= Beginning of Section =

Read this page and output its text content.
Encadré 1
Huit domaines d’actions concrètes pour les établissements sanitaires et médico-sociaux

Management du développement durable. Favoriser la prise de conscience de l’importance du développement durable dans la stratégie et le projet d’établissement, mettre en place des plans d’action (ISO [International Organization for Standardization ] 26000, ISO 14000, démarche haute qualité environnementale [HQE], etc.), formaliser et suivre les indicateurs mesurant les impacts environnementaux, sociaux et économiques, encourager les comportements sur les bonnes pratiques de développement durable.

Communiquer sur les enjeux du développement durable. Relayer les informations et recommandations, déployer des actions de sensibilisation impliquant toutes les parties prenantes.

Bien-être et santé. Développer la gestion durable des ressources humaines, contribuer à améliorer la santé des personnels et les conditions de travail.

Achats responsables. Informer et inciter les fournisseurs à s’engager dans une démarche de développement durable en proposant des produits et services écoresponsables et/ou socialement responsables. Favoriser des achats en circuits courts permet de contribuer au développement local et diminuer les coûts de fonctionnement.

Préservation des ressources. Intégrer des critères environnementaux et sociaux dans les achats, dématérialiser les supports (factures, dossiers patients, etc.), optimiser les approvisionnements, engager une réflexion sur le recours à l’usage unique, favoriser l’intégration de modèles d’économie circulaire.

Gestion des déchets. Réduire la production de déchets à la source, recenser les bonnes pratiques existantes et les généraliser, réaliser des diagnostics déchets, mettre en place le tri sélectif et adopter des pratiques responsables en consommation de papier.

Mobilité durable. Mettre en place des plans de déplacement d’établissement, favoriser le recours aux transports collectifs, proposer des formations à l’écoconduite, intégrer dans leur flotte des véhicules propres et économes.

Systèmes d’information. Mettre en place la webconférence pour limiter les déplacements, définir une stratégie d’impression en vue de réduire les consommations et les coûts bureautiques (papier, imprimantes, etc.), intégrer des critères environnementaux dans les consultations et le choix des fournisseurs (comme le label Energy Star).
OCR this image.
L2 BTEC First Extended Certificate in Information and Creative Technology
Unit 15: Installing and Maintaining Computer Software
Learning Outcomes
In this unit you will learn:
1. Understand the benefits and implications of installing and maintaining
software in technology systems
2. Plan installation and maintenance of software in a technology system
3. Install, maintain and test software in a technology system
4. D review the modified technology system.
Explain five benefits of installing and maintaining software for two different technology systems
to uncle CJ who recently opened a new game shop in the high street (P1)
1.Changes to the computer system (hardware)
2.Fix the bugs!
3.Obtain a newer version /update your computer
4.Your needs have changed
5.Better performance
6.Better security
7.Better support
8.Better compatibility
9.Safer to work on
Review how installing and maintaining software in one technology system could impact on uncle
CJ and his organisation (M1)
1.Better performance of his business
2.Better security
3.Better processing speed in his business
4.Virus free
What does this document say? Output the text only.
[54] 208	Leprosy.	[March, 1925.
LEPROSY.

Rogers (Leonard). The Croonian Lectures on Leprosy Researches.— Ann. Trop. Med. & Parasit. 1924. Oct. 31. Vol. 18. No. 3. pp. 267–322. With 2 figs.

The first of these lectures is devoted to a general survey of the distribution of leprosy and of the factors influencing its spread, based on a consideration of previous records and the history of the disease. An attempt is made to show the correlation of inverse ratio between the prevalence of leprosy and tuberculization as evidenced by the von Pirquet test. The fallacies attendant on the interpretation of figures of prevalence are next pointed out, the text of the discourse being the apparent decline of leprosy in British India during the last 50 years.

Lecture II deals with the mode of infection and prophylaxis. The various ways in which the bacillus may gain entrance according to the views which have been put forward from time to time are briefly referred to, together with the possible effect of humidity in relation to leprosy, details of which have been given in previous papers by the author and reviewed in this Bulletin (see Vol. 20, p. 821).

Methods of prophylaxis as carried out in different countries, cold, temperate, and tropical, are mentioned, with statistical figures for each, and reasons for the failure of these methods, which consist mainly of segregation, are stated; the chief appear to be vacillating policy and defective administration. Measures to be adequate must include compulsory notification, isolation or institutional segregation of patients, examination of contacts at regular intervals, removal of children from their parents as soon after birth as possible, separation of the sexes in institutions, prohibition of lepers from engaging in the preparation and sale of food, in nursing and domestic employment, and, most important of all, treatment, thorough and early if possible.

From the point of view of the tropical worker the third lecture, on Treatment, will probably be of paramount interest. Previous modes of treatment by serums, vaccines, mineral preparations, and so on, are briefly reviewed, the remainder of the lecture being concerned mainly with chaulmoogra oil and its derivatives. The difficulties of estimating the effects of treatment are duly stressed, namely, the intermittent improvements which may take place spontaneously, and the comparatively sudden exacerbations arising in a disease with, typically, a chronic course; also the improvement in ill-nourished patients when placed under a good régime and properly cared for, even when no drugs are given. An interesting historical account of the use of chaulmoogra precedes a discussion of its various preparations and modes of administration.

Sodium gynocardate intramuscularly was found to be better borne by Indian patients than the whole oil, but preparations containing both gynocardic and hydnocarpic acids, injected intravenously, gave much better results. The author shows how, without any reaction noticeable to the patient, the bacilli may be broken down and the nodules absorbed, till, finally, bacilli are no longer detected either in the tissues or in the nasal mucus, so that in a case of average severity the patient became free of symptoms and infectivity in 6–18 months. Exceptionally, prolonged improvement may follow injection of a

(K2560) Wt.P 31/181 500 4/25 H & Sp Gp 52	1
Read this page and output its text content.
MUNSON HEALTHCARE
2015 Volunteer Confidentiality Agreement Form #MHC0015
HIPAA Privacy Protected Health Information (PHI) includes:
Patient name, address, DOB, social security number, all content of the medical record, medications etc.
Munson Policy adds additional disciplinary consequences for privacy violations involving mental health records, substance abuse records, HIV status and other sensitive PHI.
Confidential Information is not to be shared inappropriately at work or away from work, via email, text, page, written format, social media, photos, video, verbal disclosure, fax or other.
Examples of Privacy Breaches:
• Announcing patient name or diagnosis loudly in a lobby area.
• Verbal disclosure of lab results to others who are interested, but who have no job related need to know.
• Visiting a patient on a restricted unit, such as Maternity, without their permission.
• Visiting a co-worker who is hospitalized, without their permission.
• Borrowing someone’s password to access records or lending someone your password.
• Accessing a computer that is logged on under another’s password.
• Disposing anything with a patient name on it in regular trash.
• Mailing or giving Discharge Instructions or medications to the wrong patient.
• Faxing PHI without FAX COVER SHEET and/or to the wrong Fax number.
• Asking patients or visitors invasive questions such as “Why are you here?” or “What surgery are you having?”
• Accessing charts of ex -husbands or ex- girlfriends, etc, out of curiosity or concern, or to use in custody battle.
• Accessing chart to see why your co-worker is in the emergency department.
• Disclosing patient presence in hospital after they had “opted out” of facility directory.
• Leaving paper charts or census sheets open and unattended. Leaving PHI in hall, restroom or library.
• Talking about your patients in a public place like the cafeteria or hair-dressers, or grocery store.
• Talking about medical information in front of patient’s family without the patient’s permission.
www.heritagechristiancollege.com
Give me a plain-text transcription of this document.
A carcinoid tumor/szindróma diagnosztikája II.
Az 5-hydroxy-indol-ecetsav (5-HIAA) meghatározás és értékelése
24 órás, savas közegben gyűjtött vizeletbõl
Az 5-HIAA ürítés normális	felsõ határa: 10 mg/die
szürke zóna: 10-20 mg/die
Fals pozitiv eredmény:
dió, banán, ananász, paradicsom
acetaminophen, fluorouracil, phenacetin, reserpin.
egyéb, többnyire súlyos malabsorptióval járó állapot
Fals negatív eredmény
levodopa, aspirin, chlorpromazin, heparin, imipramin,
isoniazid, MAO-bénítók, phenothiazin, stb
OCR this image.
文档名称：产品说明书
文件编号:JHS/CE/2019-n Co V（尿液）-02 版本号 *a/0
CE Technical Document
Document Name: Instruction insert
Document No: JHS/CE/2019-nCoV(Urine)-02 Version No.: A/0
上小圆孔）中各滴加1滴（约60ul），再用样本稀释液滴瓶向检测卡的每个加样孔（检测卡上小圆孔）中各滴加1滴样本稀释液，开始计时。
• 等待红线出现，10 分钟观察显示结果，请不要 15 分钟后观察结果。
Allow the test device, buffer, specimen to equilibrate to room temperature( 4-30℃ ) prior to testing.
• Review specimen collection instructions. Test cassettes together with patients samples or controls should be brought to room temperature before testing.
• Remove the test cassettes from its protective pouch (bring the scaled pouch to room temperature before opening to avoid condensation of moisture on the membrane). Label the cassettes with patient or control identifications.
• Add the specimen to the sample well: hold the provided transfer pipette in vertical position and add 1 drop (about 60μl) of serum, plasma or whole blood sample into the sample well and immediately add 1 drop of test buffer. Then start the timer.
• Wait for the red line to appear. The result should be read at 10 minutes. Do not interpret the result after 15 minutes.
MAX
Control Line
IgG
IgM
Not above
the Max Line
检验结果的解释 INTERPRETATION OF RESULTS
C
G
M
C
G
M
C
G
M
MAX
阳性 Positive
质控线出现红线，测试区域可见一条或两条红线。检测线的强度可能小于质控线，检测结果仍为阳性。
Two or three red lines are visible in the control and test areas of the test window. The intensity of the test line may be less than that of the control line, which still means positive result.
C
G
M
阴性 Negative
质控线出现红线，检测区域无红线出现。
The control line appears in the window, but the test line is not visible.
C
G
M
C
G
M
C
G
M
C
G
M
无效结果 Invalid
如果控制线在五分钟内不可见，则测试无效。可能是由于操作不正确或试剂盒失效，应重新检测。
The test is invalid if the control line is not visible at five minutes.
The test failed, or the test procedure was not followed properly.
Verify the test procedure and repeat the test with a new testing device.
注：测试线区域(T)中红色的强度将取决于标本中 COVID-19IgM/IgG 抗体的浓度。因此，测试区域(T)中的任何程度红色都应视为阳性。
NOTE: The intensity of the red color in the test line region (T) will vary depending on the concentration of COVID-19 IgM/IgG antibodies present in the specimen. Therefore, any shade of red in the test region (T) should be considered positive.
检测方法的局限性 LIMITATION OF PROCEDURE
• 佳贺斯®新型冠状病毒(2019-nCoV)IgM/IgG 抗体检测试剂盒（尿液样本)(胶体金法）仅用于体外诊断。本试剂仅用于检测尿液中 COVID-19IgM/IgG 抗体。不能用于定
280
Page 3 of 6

= End of Section =

__Task brief__. If a line of the material contains the string "Accessing", count it; give only the total.

__Expected output__. 3